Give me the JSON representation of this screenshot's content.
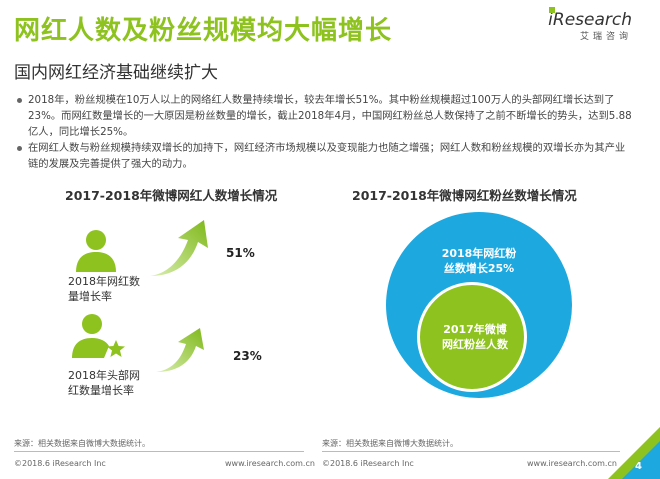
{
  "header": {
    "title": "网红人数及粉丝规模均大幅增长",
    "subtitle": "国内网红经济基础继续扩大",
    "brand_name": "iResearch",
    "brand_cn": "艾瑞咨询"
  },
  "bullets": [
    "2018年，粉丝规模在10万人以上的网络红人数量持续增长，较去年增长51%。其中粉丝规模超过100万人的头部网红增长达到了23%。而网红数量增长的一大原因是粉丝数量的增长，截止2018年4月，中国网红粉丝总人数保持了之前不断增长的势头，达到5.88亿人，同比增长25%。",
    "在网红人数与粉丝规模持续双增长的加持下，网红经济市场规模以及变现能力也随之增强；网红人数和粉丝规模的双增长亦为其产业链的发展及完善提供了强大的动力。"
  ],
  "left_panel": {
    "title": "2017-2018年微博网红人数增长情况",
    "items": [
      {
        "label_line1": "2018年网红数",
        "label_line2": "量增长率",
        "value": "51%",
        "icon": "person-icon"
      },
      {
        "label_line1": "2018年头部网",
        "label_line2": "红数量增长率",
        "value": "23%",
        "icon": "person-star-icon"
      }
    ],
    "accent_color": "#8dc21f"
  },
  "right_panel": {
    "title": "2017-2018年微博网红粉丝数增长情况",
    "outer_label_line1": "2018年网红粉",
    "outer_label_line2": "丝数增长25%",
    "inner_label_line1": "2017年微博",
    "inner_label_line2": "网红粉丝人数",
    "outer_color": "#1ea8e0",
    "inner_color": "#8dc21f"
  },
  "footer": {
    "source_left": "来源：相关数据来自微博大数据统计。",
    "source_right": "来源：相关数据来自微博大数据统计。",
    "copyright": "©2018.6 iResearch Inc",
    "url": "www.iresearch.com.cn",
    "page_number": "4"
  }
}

-*-*-

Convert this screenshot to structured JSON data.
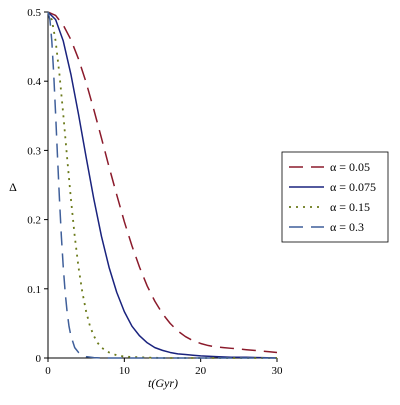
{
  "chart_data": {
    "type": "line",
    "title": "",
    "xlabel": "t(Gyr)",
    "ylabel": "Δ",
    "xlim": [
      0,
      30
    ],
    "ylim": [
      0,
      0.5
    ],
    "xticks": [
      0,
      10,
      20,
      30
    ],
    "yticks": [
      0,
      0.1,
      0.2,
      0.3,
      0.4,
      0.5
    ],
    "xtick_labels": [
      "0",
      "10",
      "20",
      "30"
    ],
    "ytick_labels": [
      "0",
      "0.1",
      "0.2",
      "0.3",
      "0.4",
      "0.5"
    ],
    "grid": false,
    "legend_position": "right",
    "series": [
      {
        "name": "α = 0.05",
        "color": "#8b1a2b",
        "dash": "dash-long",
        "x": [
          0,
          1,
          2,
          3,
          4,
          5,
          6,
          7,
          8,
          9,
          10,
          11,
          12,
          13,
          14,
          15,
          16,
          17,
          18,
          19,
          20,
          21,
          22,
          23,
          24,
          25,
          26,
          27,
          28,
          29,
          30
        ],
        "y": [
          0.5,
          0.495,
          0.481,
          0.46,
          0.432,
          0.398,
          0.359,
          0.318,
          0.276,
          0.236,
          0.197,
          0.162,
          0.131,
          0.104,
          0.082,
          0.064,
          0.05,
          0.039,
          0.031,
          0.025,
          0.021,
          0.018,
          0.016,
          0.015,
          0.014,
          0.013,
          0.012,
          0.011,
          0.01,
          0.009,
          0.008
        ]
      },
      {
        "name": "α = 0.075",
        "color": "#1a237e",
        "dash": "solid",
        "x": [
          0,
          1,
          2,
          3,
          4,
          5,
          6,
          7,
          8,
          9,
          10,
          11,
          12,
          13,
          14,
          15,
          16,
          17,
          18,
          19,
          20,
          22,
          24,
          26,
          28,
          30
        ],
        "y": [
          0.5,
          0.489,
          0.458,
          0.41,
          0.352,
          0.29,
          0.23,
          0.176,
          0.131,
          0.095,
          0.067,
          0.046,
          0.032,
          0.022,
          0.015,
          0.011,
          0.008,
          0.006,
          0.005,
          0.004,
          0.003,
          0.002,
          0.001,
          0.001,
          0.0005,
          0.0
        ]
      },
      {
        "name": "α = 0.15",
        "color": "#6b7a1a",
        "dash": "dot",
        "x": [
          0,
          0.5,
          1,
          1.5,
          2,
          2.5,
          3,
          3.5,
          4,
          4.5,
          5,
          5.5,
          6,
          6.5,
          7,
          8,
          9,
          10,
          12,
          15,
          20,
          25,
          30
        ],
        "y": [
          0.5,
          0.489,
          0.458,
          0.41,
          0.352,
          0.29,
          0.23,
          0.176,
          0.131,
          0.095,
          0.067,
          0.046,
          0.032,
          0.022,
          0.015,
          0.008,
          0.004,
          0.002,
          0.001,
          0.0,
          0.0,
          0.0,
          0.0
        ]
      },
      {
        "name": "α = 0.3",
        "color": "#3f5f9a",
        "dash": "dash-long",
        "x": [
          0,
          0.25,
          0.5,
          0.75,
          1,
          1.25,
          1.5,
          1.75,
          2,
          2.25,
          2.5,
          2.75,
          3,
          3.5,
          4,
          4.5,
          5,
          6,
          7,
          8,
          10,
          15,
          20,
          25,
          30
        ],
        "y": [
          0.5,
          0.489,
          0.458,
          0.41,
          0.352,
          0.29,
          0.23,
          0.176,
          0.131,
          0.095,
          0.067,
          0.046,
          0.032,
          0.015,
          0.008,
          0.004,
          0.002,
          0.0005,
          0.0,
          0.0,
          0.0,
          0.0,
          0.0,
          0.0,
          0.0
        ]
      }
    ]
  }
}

-*-*-

» To do:
Single out each line of the records above with the string "JSON" in it, and copy it.

» Response to this task:
Give me the JSON representation of this screenshot's content.
Convert this screenshot to structured JSON data.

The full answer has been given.